[start Supplied information]

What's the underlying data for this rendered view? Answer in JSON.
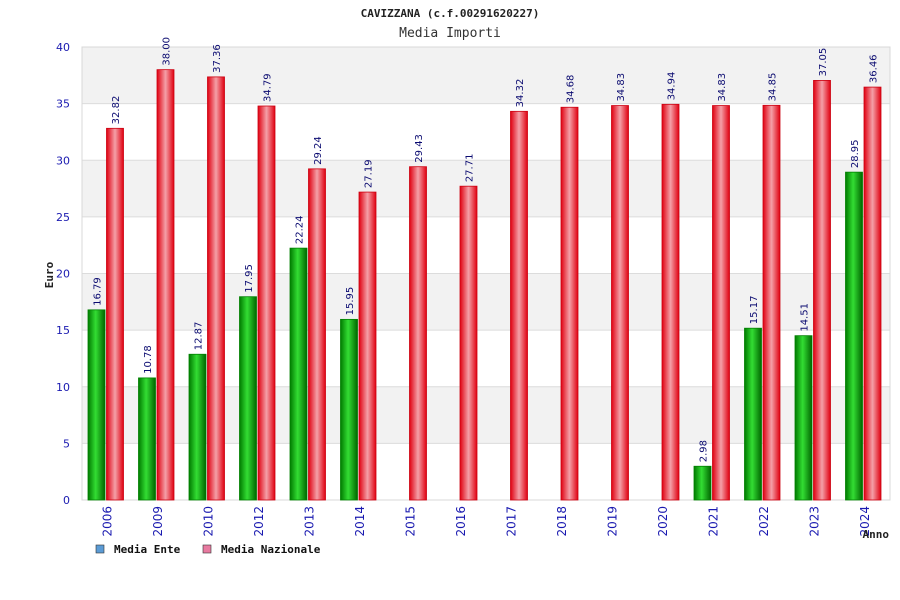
{
  "chart_data": {
    "type": "bar",
    "title": "CAVIZZANA (c.f.00291620227)",
    "subtitle": "Media Importi",
    "xlabel": "Anno",
    "ylabel": "Euro",
    "ylim": [
      0,
      40
    ],
    "yticks": [
      0,
      5,
      10,
      15,
      20,
      25,
      30,
      35,
      40
    ],
    "grid": true,
    "legend_position": "bottom-left",
    "categories": [
      "2006",
      "2009",
      "2010",
      "2012",
      "2013",
      "2014",
      "2015",
      "2016",
      "2017",
      "2018",
      "2019",
      "2020",
      "2021",
      "2022",
      "2023",
      "2024"
    ],
    "series": [
      {
        "name": "Media Ente",
        "color": "#00b000",
        "legend_color": "#5b9bd5",
        "values": [
          16.79,
          10.78,
          12.87,
          17.95,
          22.24,
          15.95,
          null,
          null,
          null,
          null,
          null,
          null,
          2.98,
          15.17,
          14.51,
          28.95
        ],
        "labels": [
          "16.79",
          "10.78",
          "12.87",
          "17.95",
          "22.24",
          "15.95",
          null,
          null,
          null,
          null,
          null,
          null,
          "2.98",
          "15.17",
          "14.51",
          "28.95"
        ]
      },
      {
        "name": "Media Nazionale",
        "color": "#ee1c25",
        "legend_color": "#e87aa0",
        "values": [
          32.82,
          38.0,
          37.36,
          34.79,
          29.24,
          27.19,
          29.43,
          27.71,
          34.32,
          34.68,
          34.83,
          34.94,
          34.83,
          34.85,
          37.05,
          36.46
        ],
        "labels": [
          "32.82",
          "38.00",
          "37.36",
          "34.79",
          "29.24",
          "27.19",
          "29.43",
          "27.71",
          "34.32",
          "34.68",
          "34.83",
          "34.94",
          "34.83",
          "34.85",
          "37.05",
          "36.46"
        ]
      }
    ]
  }
}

[end Supplied information]

• Task description: Search the records for the string "name" and return every line in which it occurs.

• The result:
        "name": "Media Ente",
        "name": "Media Nazionale",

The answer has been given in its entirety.